▶ _EXERCISE_: From the listing, collect all lines containing the word "Μενού".
——
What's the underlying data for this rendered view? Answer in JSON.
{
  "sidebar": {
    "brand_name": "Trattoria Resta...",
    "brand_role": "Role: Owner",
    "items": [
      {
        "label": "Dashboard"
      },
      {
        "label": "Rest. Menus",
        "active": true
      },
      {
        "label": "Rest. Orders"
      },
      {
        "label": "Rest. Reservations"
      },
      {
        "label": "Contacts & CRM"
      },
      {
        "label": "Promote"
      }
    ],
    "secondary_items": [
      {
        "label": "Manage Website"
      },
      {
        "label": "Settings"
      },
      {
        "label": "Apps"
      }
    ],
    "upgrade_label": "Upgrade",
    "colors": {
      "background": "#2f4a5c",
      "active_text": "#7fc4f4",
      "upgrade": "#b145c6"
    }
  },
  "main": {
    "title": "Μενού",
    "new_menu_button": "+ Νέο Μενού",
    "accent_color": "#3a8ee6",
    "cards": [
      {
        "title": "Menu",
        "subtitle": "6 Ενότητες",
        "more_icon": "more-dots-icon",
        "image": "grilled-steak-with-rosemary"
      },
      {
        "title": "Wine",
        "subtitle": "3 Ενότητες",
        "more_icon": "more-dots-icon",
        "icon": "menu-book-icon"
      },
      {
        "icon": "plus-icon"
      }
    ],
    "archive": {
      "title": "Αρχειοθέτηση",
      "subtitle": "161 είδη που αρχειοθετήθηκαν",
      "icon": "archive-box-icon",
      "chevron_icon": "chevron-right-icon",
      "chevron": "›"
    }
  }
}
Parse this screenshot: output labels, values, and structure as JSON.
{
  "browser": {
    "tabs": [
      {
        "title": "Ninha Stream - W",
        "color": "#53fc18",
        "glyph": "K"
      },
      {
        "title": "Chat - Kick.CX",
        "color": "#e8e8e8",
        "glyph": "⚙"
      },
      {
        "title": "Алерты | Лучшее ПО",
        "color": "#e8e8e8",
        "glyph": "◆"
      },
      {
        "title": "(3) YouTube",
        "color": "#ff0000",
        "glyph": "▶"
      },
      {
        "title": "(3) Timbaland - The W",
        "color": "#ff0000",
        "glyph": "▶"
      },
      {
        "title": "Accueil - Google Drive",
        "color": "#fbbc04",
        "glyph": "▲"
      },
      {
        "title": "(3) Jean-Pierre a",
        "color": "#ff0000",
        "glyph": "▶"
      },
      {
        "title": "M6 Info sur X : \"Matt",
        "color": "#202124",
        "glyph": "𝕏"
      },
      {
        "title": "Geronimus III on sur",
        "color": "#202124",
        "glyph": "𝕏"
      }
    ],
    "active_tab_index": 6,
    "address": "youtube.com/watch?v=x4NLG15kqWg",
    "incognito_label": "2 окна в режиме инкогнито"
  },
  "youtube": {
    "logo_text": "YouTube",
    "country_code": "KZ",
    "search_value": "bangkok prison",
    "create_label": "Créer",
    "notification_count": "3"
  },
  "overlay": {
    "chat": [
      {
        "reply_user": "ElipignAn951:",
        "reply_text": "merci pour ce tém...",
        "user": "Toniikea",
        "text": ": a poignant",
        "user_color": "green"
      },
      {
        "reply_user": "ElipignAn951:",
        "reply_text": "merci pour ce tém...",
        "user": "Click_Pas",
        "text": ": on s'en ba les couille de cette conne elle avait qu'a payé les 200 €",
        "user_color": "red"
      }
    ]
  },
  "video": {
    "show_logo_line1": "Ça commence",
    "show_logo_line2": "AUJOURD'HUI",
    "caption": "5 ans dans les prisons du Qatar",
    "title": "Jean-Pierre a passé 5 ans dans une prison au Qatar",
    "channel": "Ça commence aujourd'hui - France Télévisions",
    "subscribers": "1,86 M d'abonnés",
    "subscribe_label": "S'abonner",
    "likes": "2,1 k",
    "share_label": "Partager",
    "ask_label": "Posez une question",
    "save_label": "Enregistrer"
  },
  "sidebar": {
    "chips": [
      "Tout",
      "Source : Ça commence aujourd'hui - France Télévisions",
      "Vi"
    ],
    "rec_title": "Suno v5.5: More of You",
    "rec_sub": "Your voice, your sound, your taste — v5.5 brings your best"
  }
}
——
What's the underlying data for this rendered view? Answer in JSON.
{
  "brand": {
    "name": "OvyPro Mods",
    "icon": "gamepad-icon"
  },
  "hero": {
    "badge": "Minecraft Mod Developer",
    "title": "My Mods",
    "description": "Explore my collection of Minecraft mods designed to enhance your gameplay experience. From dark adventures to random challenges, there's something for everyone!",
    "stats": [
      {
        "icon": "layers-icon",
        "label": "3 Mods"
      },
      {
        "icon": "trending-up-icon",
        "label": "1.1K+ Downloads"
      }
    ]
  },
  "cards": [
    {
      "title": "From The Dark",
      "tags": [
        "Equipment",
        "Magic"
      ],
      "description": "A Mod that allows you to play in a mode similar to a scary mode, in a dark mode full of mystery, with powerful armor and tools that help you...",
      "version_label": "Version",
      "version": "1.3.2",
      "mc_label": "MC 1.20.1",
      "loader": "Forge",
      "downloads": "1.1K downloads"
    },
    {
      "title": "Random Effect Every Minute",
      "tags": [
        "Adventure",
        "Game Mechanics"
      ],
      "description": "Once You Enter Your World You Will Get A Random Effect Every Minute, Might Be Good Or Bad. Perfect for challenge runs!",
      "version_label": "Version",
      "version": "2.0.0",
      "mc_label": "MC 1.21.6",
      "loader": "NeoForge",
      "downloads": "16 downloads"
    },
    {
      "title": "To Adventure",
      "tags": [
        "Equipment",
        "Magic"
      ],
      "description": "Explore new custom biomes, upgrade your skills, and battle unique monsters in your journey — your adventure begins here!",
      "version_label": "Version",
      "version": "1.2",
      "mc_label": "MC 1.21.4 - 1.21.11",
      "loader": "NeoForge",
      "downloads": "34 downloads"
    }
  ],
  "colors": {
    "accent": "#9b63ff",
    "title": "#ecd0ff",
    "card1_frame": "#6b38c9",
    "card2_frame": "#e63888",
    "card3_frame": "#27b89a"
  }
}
——
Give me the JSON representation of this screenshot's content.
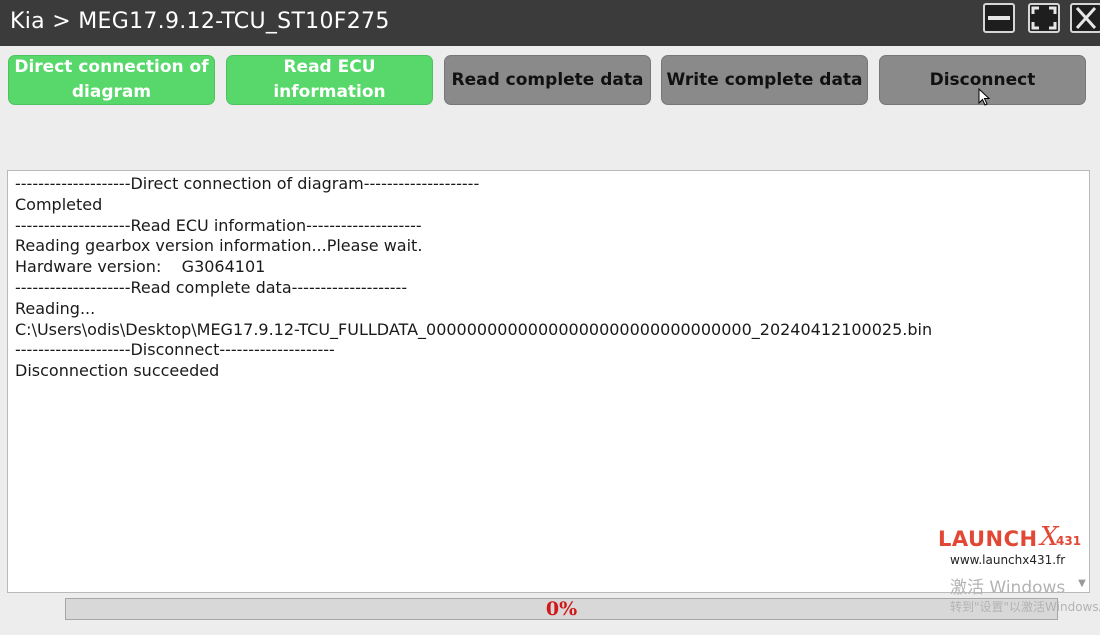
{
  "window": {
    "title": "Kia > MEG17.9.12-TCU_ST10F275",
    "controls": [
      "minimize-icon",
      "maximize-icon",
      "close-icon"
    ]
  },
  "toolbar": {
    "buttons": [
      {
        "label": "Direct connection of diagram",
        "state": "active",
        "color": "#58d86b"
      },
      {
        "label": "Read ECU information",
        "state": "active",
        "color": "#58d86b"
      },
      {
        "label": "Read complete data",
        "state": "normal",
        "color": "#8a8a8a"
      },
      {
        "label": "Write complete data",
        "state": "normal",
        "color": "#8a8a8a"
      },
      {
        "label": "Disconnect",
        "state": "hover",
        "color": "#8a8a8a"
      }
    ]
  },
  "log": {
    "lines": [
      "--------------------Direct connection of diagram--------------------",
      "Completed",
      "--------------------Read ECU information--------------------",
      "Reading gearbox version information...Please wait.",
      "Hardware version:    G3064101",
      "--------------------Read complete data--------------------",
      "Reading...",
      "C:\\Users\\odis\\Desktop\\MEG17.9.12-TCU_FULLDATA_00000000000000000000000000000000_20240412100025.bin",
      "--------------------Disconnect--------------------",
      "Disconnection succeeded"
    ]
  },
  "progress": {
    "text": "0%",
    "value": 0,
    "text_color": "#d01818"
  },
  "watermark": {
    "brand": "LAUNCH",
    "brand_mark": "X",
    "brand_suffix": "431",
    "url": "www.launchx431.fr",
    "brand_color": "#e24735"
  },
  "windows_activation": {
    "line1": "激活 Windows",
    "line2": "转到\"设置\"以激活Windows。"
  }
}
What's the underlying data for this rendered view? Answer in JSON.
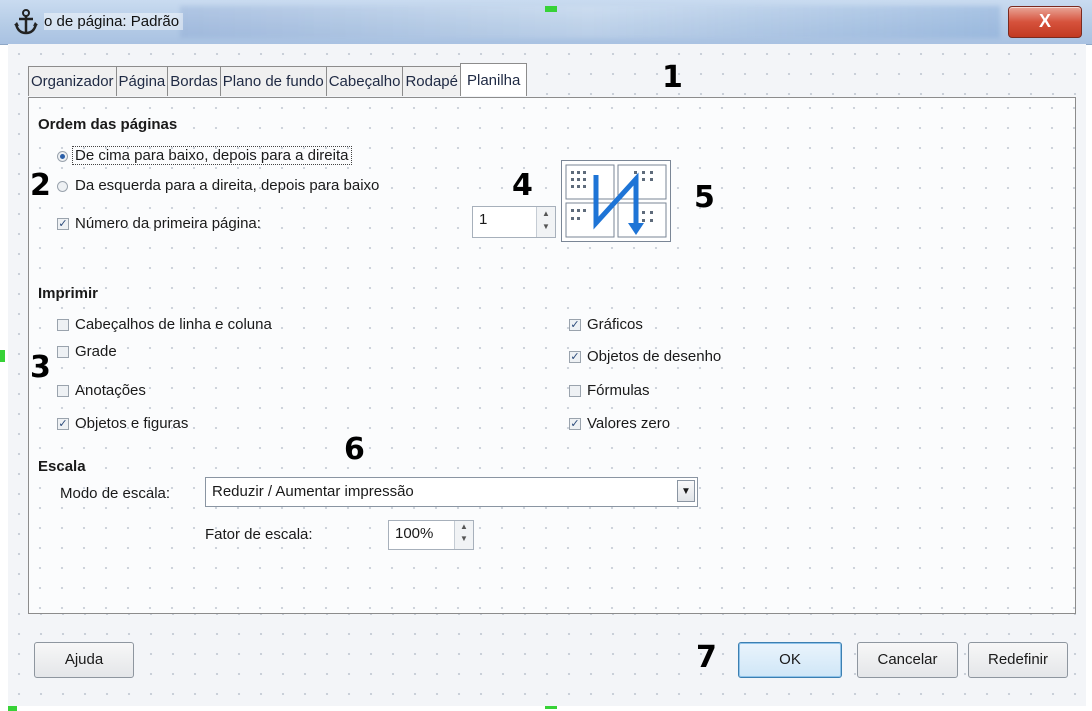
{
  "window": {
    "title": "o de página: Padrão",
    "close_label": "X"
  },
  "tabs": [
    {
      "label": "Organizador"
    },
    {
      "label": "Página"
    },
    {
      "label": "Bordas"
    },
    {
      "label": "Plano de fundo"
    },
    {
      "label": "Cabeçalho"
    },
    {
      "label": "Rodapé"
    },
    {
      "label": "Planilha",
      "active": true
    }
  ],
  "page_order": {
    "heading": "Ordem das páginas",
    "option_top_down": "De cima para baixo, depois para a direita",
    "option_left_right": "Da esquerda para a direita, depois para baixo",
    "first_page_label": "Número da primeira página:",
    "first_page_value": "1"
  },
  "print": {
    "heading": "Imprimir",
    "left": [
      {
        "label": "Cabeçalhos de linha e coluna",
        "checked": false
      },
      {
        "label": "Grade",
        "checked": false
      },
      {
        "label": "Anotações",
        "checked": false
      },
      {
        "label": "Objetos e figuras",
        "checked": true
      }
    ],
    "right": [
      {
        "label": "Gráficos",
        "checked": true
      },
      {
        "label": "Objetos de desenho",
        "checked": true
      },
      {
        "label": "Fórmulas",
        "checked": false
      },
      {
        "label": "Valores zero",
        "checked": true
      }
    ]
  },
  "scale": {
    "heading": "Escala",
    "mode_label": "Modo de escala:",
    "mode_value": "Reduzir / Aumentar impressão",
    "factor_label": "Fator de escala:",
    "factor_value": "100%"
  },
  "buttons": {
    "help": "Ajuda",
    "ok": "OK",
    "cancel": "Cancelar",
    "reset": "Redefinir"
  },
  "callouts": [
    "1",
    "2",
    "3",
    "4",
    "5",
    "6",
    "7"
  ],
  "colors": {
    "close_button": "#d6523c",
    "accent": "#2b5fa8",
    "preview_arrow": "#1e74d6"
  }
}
——
▶ _FULL OUTPUT_:
    "title": "Μενού",
    "new_menu_button": "+ Νέο Μενού",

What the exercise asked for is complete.